>>>

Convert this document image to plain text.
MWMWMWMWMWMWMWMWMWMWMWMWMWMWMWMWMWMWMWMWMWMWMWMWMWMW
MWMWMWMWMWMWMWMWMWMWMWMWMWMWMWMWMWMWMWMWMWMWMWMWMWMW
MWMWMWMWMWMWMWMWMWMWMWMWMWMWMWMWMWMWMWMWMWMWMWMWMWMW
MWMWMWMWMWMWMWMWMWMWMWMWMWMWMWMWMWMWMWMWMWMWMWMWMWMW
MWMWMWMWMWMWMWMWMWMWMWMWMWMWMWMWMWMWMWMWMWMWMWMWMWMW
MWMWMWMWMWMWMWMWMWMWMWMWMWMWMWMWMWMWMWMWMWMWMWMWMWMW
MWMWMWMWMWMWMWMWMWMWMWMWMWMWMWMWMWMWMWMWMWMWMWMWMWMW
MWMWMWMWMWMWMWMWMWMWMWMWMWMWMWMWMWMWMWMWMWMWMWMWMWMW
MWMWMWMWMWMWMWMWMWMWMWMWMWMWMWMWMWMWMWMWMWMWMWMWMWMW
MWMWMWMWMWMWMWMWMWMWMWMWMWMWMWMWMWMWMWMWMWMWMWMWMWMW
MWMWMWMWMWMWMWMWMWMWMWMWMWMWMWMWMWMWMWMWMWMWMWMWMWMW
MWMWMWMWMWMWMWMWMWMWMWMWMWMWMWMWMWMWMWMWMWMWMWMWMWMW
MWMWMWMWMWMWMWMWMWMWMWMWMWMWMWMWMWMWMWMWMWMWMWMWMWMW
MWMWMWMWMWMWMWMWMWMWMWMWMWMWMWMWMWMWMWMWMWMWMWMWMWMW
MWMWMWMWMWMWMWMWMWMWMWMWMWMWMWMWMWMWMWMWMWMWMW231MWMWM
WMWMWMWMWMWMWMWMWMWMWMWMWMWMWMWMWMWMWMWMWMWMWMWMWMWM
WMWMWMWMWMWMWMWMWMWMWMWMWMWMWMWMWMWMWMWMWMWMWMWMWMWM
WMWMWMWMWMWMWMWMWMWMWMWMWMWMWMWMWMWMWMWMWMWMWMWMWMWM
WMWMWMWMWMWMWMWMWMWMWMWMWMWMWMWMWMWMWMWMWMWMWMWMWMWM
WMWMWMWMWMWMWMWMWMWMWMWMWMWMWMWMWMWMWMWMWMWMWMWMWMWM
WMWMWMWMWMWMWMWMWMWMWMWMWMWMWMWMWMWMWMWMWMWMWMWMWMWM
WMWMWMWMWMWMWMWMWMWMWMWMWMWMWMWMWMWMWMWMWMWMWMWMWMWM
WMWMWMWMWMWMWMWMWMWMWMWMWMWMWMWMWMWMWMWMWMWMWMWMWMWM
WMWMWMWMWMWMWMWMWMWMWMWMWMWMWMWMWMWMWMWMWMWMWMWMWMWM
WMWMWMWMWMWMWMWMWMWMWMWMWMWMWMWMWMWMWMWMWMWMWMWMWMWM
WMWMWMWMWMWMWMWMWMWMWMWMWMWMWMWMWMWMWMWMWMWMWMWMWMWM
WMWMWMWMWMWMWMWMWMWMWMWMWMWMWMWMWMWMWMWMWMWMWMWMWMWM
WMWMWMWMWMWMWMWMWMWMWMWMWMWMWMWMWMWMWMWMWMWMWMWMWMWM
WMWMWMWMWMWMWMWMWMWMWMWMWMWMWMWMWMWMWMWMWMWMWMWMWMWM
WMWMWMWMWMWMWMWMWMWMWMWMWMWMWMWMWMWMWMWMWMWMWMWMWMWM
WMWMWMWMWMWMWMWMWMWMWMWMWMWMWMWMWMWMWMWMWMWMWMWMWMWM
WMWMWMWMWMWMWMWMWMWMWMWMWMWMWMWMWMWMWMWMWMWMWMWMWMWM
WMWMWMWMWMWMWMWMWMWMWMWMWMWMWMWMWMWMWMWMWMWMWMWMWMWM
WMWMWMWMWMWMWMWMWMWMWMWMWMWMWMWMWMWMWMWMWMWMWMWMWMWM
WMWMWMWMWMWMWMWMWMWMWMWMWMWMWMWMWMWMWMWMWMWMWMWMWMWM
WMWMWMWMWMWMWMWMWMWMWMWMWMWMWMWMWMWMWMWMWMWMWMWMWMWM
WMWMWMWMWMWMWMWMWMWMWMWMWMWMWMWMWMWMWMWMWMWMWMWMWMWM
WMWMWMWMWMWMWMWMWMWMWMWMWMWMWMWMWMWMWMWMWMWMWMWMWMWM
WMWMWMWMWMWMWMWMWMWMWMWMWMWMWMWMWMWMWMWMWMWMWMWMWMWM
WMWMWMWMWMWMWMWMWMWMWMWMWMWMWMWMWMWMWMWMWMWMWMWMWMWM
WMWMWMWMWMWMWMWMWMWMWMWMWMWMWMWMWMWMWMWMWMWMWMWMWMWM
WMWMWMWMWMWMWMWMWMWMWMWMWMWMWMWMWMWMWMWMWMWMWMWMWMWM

<<<

# Stated goal
Return all of the data precisely as it appears.

# Solved problem
Convert this document image to plain text.
MWMWMWMWMWMWMWMWMWMWMWMWMWMWMWMWMWMWMWMWMWMWMWMWMWMW
MWMWMWMWMWMWMWMWMWMWMWMWMWMWMWMWMWMWMWMWMWMWMWMWMWMW
MWMWMWMWMWMWMWMWMWMWMWMWMWMWMWMWMWMWMWMWMWMWMWMWMWMW
MWMWMWMWMWMWMWMWMWMWMWMWMWMWMWMWMWMWMWMWMWMWMWMWMWMW
MWMWMWMWMWMWMWMWMWMWMWMWMWMWMWMWMWMWMWMWMWMWMWMWMWMW
MWMWMWMWMWMWMWMWMWMWMWMWMWMWMWMWMWMWMWMWMWMWMWMWMWMW
MWMWMWMWMWMWMWMWMWMWMWMWMWMWMWMWMWMWMWMWMWMWMWMWMWMW
MWMWMWMWMWMWMWMWMWMWMWMWMWMWMWMWMWMWMWMWMWMWMWMWMWMW
MWMWMWMWMWMWMWMWMWMWMWMWMWMWMWMWMWMWMWMWMWMWMWMWMWMW
MWMWMWMWMWMWMWMWMWMWMWMWMWMWMWMWMWMWMWMWMWMWMWMWMWMW
MWMWMWMWMWMWMWMWMWMWMWMWMWMWMWMWMWMWMWMWMWMWMWMWMWMW
MWMWMWMWMWMWMWMWMWMWMWMWMWMWMWMWMWMWMWMWMWMWMWMWMWMW
MWMWMWMWMWMWMWMWMWMWMWMWMWMWMWMWMWMWMWMWMWMWMWMWMWMW
MWMWMWMWMWMWMWMWMWMWMWMWMWMWMWMWMWMWMWMWMWMWMWMWMWMW
MWMWMWMWMWMWMWMWMWMWMWMWMWMWMWMWMWMWMWMWMWMWMW231MWMWM
WMWMWMWMWMWMWMWMWMWMWMWMWMWMWMWMWMWMWMWMWMWMWMWMWMWM
WMWMWMWMWMWMWMWMWMWMWMWMWMWMWMWMWMWMWMWMWMWMWMWMWMWM
WMWMWMWMWMWMWMWMWMWMWMWMWMWMWMWMWMWMWMWMWMWMWMWMWMWM
WMWMWMWMWMWMWMWMWMWMWMWMWMWMWMWMWMWMWMWMWMWMWMWMWMWM
WMWMWMWMWMWMWMWMWMWMWMWMWMWMWMWMWMWMWMWMWMWMWMWMWMWM
WMWMWMWMWMWMWMWMWMWMWMWMWMWMWMWMWMWMWMWMWMWMWMWMWMWM
WMWMWMWMWMWMWMWMWMWMWMWMWMWMWMWMWMWMWMWMWMWMWMWMWMWM
WMWMWMWMWMWMWMWMWMWMWMWMWMWMWMWMWMWMWMWMWMWMWMWMWMWM
WMWMWMWMWMWMWMWMWMWMWMWMWMWMWMWMWMWMWMWMWMWMWMWMWMWM
WMWMWMWMWMWMWMWMWMWMWMWMWMWMWMWMWMWMWMWMWMWMWMWMWMWM
WMWMWMWMWMWMWMWMWMWMWMWMWMWMWMWMWMWMWMWMWMWMWMWMWMWM
WMWMWMWMWMWMWMWMWMWMWMWMWMWMWMWMWMWMWMWMWMWMWMWMWMWM
WMWMWMWMWMWMWMWMWMWMWMWMWMWMWMWMWMWMWMWMWMWMWMWMWMWM
WMWMWMWMWMWMWMWMWMWMWMWMWMWMWMWMWMWMWMWMWMWMWMWMWMWM
WMWMWMWMWMWMWMWMWMWMWMWMWMWMWMWMWMWMWMWMWMWMWMWMWMWM
WMWMWMWMWMWMWMWMWMWMWMWMWMWMWMWMWMWMWMWMWMWMWMWMWMWM
WMWMWMWMWMWMWMWMWMWMWMWMWMWMWMWMWMWMWMWMWMWMWMWMWMWM
WMWMWMWMWMWMWMWMWMWMWMWMWMWMWMWMWMWMWMWMWMWMWMWMWMWM
WMWMWMWMWMWMWMWMWMWMWMWMWMWMWMWMWMWMWMWMWMWMWMWMWMWM
WMWMWMWMWMWMWMWMWMWMWMWMWMWMWMWMWMWMWMWMWMWMWMWMWMWM
WMWMWMWMWMWMWMWMWMWMWMWMWMWMWMWMWMWMWMWMWMWMWMWMWMWM
WMWMWMWMWMWMWMWMWMWMWMWMWMWMWMWMWMWMWMWMWMWMWMWMWMWM
WMWMWMWMWMWMWMWMWMWMWMWMWMWMWMWMWMWMWMWMWMWMWMWMWMWM
WMWMWMWMWMWMWMWMWMWMWMWMWMWMWMWMWMWMWMWMWMWMWMWMWMWM
WMWMWMWMWMWMWMWMWMWMWMWMWMWMWMWMWMWMWMWMWMWMWMWMWMWM
WMWMWMWMWMWMWMWMWMWMWMWMWMWMWMWMWMWMWMWMWMWMWMWMWMWM
WMWMWMWMWMWMWMWMWMWMWMWMWMWMWMWMWMWMWMWMWMWMWMWMWMWM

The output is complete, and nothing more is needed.